En rejetant la demande de libération conditionnelle de Jacqueline Sauvage, le tribunal d'application des peines de Melun a provoqué la consternation et suscité l'incompréhension. La consternation, parce que nous attendions tous que cette femme au destin tragique, marqué par 47 années de violences conjugales, puisse recouvrer la liberté. L'incompréhension, parce que les arguments des juges pour son maintien en prison apparaissent bien spécieux, comme peuvent l'être des leçons de morale. Jacqueline Sauvage n'aurait pas suffisamment intégré son degré de culpabilité ? Libérée, elle serait encouragée par ses soutiens à se cantonner à un positionnement exclusif de victime ? Enfin, elle ne pourrait revenir vivre chez sa fille non loin des lieux de son crime ? Qui peut le croire ? Qui peut l'entendre ?

En rendant hier une telle décision, le tribunal va aussi à l'encontre de la grâce partielle présidentielle, qui traduisait, après une mobilisation populaire sans précédent, la reconnaissance équilibrée de la culpabilité pénale et de la souffrance de cette femme devenue un symbole. Alors que les Français se défient trop souvent de la justice qui est rendue en leur nom, les juges feraient bien de relire Montesquieu. «La justice consiste à mesurer la peine et la faute ; et l'extrême justice est une injure». Hier, les 400000 femmes victimes de violences conjugales et ceux qui les soutiennent ont vécu le maintien en détention de Jacqueline Sauvage comme une injure.

▸ CONSIGNE 1
Répondez à ces questions d'après le texte sur Jacqueline Sauvage :
(a) Quel tribunal a rejeté sa demande de libération conditionnelle ?
(b) Pendant combien d'années a-t-elle subi des violences conjugales ?
(c) Quel auteur les juges feraient bien de relire ?

▸ Entrées des éléments encadrés
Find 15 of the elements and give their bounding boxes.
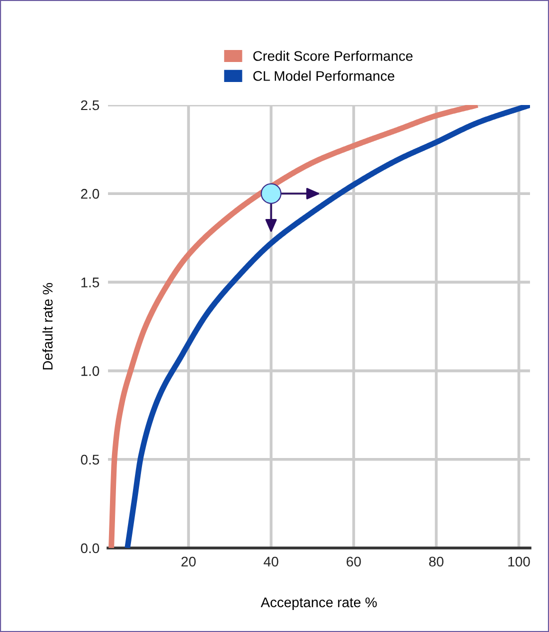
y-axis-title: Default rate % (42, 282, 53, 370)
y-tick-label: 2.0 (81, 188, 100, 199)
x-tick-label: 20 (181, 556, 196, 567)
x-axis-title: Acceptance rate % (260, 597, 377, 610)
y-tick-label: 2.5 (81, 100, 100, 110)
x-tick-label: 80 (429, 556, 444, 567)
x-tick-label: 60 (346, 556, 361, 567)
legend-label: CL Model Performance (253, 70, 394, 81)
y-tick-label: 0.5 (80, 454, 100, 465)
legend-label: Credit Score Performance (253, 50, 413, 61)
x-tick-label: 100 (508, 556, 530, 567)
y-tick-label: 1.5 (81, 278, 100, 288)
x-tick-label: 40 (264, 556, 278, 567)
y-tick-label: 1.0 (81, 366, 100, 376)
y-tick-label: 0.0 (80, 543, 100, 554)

* * *

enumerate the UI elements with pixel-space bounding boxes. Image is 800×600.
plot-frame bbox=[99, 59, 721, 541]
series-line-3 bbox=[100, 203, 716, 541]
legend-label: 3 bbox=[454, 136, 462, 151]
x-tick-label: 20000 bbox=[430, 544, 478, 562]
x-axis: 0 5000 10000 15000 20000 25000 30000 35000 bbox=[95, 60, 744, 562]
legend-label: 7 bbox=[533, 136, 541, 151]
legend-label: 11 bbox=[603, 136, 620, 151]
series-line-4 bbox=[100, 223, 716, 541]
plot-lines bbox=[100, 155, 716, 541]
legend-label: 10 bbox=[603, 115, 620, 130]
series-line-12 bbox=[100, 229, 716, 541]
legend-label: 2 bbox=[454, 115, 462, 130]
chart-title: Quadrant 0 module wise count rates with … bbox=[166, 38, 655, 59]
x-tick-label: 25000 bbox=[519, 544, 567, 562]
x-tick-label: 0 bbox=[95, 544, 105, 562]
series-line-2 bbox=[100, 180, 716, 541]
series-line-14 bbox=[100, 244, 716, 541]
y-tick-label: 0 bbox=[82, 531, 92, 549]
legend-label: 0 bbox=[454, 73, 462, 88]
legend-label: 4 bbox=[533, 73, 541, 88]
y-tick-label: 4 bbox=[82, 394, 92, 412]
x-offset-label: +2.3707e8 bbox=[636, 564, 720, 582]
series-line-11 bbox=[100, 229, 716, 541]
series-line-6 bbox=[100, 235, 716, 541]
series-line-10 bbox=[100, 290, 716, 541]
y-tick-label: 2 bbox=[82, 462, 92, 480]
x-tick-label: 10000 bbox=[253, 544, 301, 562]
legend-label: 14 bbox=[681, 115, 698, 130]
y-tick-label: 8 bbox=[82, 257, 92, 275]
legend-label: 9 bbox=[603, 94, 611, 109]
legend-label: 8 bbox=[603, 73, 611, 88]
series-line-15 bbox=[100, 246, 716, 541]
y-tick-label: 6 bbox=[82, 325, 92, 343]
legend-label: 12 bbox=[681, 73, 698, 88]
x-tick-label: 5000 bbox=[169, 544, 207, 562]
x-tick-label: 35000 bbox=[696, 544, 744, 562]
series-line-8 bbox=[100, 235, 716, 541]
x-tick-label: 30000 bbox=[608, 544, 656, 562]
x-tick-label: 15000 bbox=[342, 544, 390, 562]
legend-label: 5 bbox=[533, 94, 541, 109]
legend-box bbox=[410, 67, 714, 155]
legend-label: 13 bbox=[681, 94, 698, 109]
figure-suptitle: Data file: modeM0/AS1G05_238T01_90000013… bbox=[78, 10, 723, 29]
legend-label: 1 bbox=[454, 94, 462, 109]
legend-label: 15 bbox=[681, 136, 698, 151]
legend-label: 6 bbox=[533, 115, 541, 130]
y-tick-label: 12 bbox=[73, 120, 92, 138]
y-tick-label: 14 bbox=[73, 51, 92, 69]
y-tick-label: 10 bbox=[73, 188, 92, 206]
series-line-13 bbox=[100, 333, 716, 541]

▸ CONSIGNE 2
Renvoyez à l'identique les lignes de la liste, depuis la ligne qui contient "enumerate the UI" jusqu'à la ligne qui contient "legend-label: 0 bbox=[454, 73, 462, 88]", cette dernière comprise.

▸ RÉSULTAT ATTENDU 1
(a) Le tribunal d'application des peines de Melun.
(b) Pendant 47 ans.
(c) Montesquieu.

▸ RÉSULTAT ATTENDU 2
enumerate the UI elements with pixel-space bounding boxes. Image is 800×600.
plot-frame bbox=[99, 59, 721, 541]
series-line-3 bbox=[100, 203, 716, 541]
legend-label: 3 bbox=[454, 136, 462, 151]
x-tick-label: 20000 bbox=[430, 544, 478, 562]
x-axis: 0 5000 10000 15000 20000 25000 30000 35000 bbox=[95, 60, 744, 562]
legend-label: 7 bbox=[533, 136, 541, 151]
legend-label: 11 bbox=[603, 136, 620, 151]
series-line-4 bbox=[100, 223, 716, 541]
plot-lines bbox=[100, 155, 716, 541]
legend-label: 10 bbox=[603, 115, 620, 130]
series-line-12 bbox=[100, 229, 716, 541]
legend-label: 2 bbox=[454, 115, 462, 130]
chart-title: Quadrant 0 module wise count rates with … bbox=[166, 38, 655, 59]
x-tick-label: 25000 bbox=[519, 544, 567, 562]
x-tick-label: 0 bbox=[95, 544, 105, 562]
series-line-2 bbox=[100, 180, 716, 541]
series-line-14 bbox=[100, 244, 716, 541]
y-tick-label: 0 bbox=[82, 531, 92, 549]
legend-label: 0 bbox=[454, 73, 462, 88]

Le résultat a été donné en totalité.